PROBLEM TO SOLVE: Determine how many lines of the records include "hatte", and answer with the number alone.
====================
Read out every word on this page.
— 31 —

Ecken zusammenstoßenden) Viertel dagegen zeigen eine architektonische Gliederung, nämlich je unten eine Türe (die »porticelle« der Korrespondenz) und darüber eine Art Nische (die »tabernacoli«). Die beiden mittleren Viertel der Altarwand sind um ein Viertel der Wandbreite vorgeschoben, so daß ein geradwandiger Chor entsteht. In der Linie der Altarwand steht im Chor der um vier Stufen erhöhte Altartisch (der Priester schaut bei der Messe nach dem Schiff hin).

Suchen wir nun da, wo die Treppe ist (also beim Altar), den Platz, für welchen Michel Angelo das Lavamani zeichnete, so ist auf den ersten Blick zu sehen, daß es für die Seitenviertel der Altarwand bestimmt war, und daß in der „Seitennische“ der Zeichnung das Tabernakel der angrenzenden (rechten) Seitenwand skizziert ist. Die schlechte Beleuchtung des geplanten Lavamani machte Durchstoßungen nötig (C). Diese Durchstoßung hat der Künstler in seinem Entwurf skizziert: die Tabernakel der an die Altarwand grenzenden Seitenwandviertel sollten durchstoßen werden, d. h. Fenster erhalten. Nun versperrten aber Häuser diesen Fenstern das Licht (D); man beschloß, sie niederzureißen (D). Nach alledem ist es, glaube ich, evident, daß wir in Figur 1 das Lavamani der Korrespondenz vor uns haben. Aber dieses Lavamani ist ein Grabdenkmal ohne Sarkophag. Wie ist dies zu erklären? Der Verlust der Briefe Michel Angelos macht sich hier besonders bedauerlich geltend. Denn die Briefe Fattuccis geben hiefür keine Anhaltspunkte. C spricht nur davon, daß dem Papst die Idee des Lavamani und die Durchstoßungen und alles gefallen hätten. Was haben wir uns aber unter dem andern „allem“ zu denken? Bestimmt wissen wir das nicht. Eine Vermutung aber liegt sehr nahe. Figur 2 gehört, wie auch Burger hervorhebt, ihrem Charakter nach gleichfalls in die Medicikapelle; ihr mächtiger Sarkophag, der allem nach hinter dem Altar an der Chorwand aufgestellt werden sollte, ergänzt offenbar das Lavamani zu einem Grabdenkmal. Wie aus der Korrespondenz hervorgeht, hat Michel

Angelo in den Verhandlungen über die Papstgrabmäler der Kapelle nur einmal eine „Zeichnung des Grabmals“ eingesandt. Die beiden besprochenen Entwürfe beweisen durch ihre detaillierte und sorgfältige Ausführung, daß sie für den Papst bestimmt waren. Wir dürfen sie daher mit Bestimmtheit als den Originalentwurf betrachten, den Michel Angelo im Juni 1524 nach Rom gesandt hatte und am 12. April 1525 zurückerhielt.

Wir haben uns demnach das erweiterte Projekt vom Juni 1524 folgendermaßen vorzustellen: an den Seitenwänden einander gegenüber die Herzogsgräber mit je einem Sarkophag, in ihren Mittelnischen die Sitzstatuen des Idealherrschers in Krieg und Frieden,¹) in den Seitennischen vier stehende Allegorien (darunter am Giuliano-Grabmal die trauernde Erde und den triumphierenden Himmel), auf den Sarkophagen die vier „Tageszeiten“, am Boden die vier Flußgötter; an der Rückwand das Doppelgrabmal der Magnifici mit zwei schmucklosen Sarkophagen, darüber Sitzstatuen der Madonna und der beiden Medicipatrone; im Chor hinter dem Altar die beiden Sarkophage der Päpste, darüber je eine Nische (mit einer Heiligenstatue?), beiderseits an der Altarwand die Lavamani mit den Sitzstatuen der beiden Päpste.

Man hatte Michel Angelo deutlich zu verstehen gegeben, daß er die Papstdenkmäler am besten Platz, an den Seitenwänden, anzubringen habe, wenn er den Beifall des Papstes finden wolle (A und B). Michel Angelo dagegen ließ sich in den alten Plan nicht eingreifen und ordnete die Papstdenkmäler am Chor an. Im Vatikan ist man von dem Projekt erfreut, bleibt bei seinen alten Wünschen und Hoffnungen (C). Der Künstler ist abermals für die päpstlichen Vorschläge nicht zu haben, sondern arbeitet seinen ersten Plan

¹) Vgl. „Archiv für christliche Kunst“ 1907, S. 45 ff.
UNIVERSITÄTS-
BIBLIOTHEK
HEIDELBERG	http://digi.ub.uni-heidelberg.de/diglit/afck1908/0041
====================
SOLUTION FOR THIS PROBLEM: 2